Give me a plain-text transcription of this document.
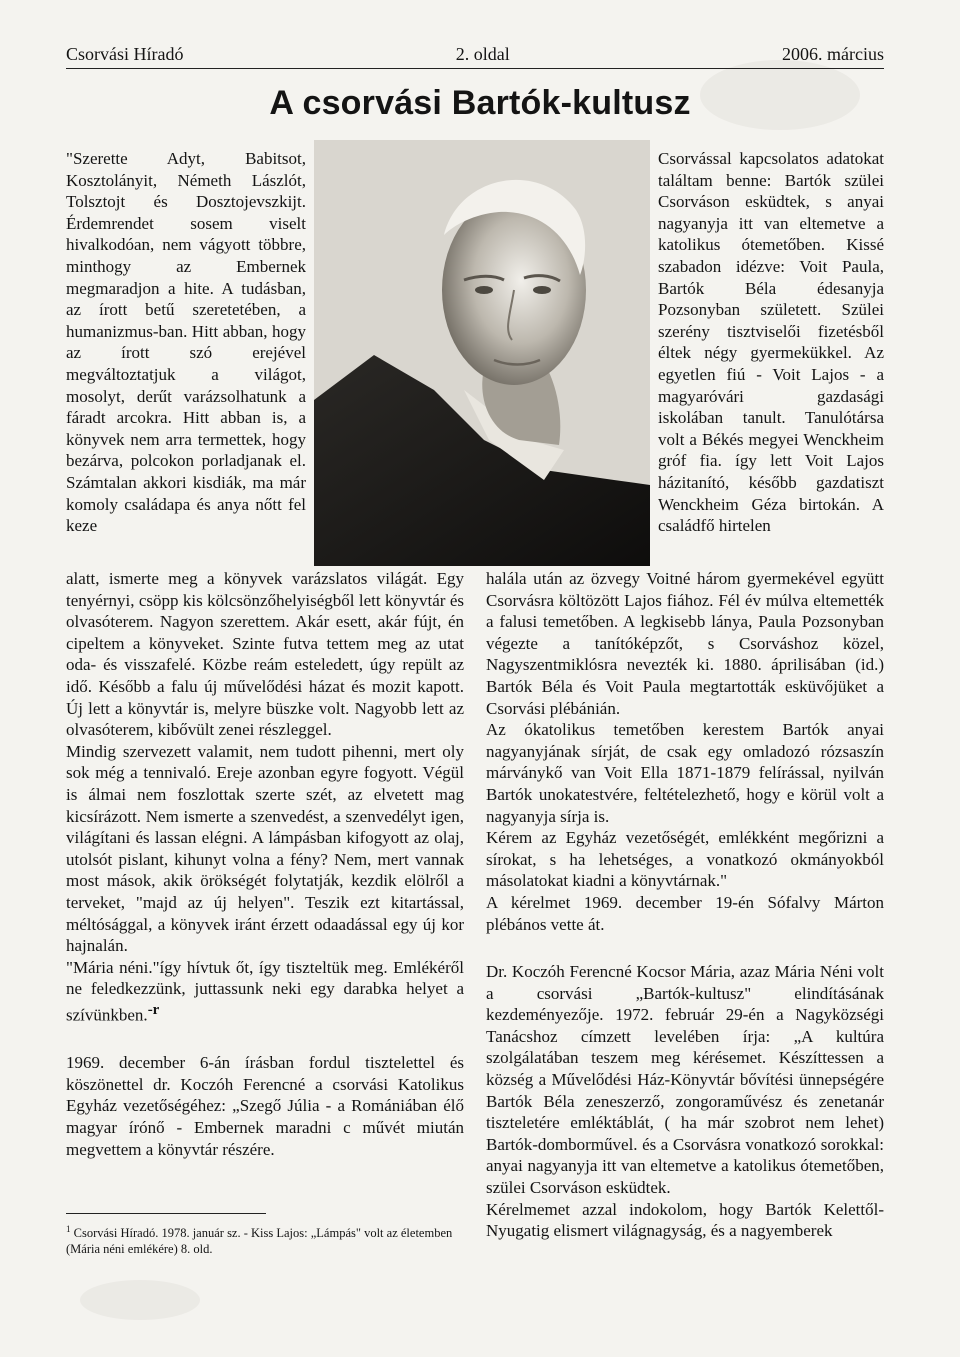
Csorvási Híradó	2. oldal	2006. március
A csorvási Bartók-kultusz

"Szerette Adyt, Babitsot, Kosztolányit, Németh Lászlót, Tolsztojt és Dosztojevszkijt. Érdemrendet sosem viselt hivalkodóan, nem vágyott többre, minthogy az Embernek megmaradjon a hite. A tudásban, az írott betű szeretetében, a humanizmus-ban. Hitt abban, hogy az írott szó erejével megváltoztatjuk a világot, mosolyt, derűt varázsolhatunk a fáradt arcokra. Hitt abban is, a könyvek nem arra termettek, hogy bezárva, polcokon porladjanak el. Számtalan akkori kisdiák, ma már komoly családapa és anya nőtt fel keze

Csorvással kapcsolatos adatokat találtam benne: Bartók szülei Csorváson esküdtek, s anyai nagyanyja itt van eltemetve a katolikus ótemetőben. Kissé szabadon idézve: Voit Paula, Bartók Béla édesanyja Pozsonyban született. Szülei szerény tisztviselői fizetésből éltek négy gyermekükkel. Az egyetlen fiú - Voit Lajos - a magyaróvári gazdasági iskolában tanult. Tanulótársa volt a Békés megyei Wenckheim gróf fia. így lett Voit Lajos házitanító, később gazdatiszt Wenckheim Géza birtokán. A családfő hirtelen

alatt, ismerte meg a könyvek varázslatos világát. Egy tenyérnyi, csöpp kis kölcsönzőhelyiségből lett könyvtár és olvasóterem. Nagyon szerettem. Akár esett, akár fújt, én cipeltem a könyveket. Szinte futva tettem meg az utat oda- és visszafelé. Közbe reám esteledett, úgy repült az idő. Később a falu új művelődési házat és mozit kapott. Új lett a könyvtár is, melyre büszke volt. Nagyobb lett az olvasóterem, kibővült zenei részleggel.

Mindig szervezett valamit, nem tudott pihenni, mert oly sok még a tennivaló. Ereje azonban egyre fogyott. Végül is álmai nem foszlottak szerte szét, az elvetett mag kicsírázott. Nem ismerte a szenvedést, a szenvedélyt igen, világítani és lassan elégni. A lámpásban kifogyott az olaj, utolsót pislant, kihunyt volna a fény? Nem, mert vannak most mások, akik örökségét folytatják, kezdik elölről a terveket, "majd az új helyen". Teszik ezt kitartással, méltósággal, a könyvek iránt érzett odaadással egy új kor hajnalán.

"Mária néni."így hívtuk őt, így tiszteltük meg. Emlékéről ne feledkezzünk, juttassunk neki egy darabka helyet a szívünkben.-r

1969. december 6-án írásban fordul tisztelettel és köszönettel dr. Koczóh Ferencné a csorvási Katolikus Egyház vezetőségéhez: „Szegő Júlia - a Romániában élő magyar írónő - Embernek maradni c művét miután megvettem a könyvtár részére.

$^1$ Csorvási Híradó. 1978. január sz. - Kiss Lajos: „Lámpás" volt az életemben (Mária néni emlékére) 8. old.

halála után az özvegy Voitné három gyermekével együtt Csorvásra költözött Lajos fiához. Fél év múlva eltemették a falusi temetőben. A legkisebb lánya, Paula Pozsonyban végezte a tanítóképzőt, s Csorváshoz közel, Nagyszentmiklósra nevezték ki. 1880. áprilisában (id.) Bartók Béla és Voit Paula megtartották esküvőjüket a Csorvási plébánián.

Az ókatolikus temetőben kerestem Bartók anyai nagyanyjának sírját, de csak egy omladozó rózsaszín márványkő van Voit Ella 1871-1879 felírással, nyilván Bartók unokatestvére, feltételezhető, hogy e körül volt a nagyanyja sírja is.

Kérem az Egyház vezetőségét, emlékként megőrizni a sírokat, s ha lehetséges, a vonatkozó okmányokból másolatokat kiadni a könyvtárnak."

A kérelmet 1969. december 19-én Sófalvy Márton plébános vette át.

Dr. Koczóh Ferencné Kocsor Mária, azaz Mária Néni volt a csorvási „Bartók-kultusz" elindításának kezdeményezője. 1972. február 29-én a Nagyközségi Tanácshoz címzett levelében írja: „A kultúra szolgálatában teszem meg kérésemet. Készíttessen a község a Művelődési Ház-Könyvtár bővítési ünnepségére Bartók Béla zeneszerző, zongoraművész és zenetanár tiszteletére emléktáblát, ( ha már szobrot nem lehet) Bartók-domborművel. és a Csorvásra vonatkozó sorokkal: anyai nagyanyja itt van eltemetve a katolikus ótemetőben, szülei Csorváson esküdtek.

Kérelmemet azzal indokolom, hogy Bartók Kelettől-Nyugatig elismert világnagyság, és a nagyemberek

───

* Written instruction
Copy the records word for word, leaving no picture in the copy.

* Complete answer
Give me a plain-text transcription of this document.
Csorvási Híradó	2. oldal	2006. március
A csorvási Bartók-kultusz

"Szerette Adyt, Babitsot, Kosztolányit, Németh Lászlót, Tolsztojt és Dosztojevszkijt. Érdemrendet sosem viselt hivalkodóan, nem vágyott többre, minthogy az Embernek megmaradjon a hite. A tudásban, az írott betű szeretetében, a humanizmus-ban. Hitt abban, hogy az írott szó erejével megváltoztatjuk a világot, mosolyt, derűt varázsolhatunk a fáradt arcokra. Hitt abban is, a könyvek nem arra termettek, hogy bezárva, polcokon porladjanak el. Számtalan akkori kisdiák, ma már komoly családapa és anya nőtt fel keze

Csorvással kapcsolatos adatokat találtam benne: Bartók szülei Csorváson esküdtek, s anyai nagyanyja itt van eltemetve a katolikus ótemetőben. Kissé szabadon idézve: Voit Paula, Bartók Béla édesanyja Pozsonyban született. Szülei szerény tisztviselői fizetésből éltek négy gyermekükkel. Az egyetlen fiú - Voit Lajos - a magyaróvári gazdasági iskolában tanult. Tanulótársa volt a Békés megyei Wenckheim gróf fia. így lett Voit Lajos házitanító, később gazdatiszt Wenckheim Géza birtokán. A családfő hirtelen

alatt, ismerte meg a könyvek varázslatos világát. Egy tenyérnyi, csöpp kis kölcsönzőhelyiségből lett könyvtár és olvasóterem. Nagyon szerettem. Akár esett, akár fújt, én cipeltem a könyveket. Szinte futva tettem meg az utat oda- és visszafelé. Közbe reám esteledett, úgy repült az idő. Később a falu új művelődési házat és mozit kapott. Új lett a könyvtár is, melyre büszke volt. Nagyobb lett az olvasóterem, kibővült zenei részleggel.

Mindig szervezett valamit, nem tudott pihenni, mert oly sok még a tennivaló. Ereje azonban egyre fogyott. Végül is álmai nem foszlottak szerte szét, az elvetett mag kicsírázott. Nem ismerte a szenvedést, a szenvedélyt igen, világítani és lassan elégni. A lámpásban kifogyott az olaj, utolsót pislant, kihunyt volna a fény? Nem, mert vannak most mások, akik örökségét folytatják, kezdik elölről a terveket, "majd az új helyen". Teszik ezt kitartással, méltósággal, a könyvek iránt érzett odaadással egy új kor hajnalán.

"Mária néni."így hívtuk őt, így tiszteltük meg. Emlékéről ne feledkezzünk, juttassunk neki egy darabka helyet a szívünkben.-r

1969. december 6-án írásban fordul tisztelettel és köszönettel dr. Koczóh Ferencné a csorvási Katolikus Egyház vezetőségéhez: „Szegő Júlia - a Romániában élő magyar írónő - Embernek maradni c művét miután megvettem a könyvtár részére.

$^1$ Csorvási Híradó. 1978. január sz. - Kiss Lajos: „Lámpás" volt az életemben (Mária néni emlékére) 8. old.

halála után az özvegy Voitné három gyermekével együtt Csorvásra költözött Lajos fiához. Fél év múlva eltemették a falusi temetőben. A legkisebb lánya, Paula Pozsonyban végezte a tanítóképzőt, s Csorváshoz közel, Nagyszentmiklósra nevezték ki. 1880. áprilisában (id.) Bartók Béla és Voit Paula megtartották esküvőjüket a Csorvási plébánián.

Az ókatolikus temetőben kerestem Bartók anyai nagyanyjának sírját, de csak egy omladozó rózsaszín márványkő van Voit Ella 1871-1879 felírással, nyilván Bartók unokatestvére, feltételezhető, hogy e körül volt a nagyanyja sírja is.

Kérem az Egyház vezetőségét, emlékként megőrizni a sírokat, s ha lehetséges, a vonatkozó okmányokból másolatokat kiadni a könyvtárnak."

A kérelmet 1969. december 19-én Sófalvy Márton plébános vette át.

Dr. Koczóh Ferencné Kocsor Mária, azaz Mária Néni volt a csorvási „Bartók-kultusz" elindításának kezdeményezője. 1972. február 29-én a Nagyközségi Tanácshoz címzett levelében írja: „A kultúra szolgálatában teszem meg kérésemet. Készíttessen a község a Művelődési Ház-Könyvtár bővítési ünnepségére Bartók Béla zeneszerző, zongoraművész és zenetanár tiszteletére emléktáblát, ( ha már szobrot nem lehet) Bartók-domborművel. és a Csorvásra vonatkozó sorokkal: anyai nagyanyja itt van eltemetve a katolikus ótemetőben, szülei Csorváson esküdtek.

Kérelmemet azzal indokolom, hogy Bartók Kelettől-Nyugatig elismert világnagyság, és a nagyemberek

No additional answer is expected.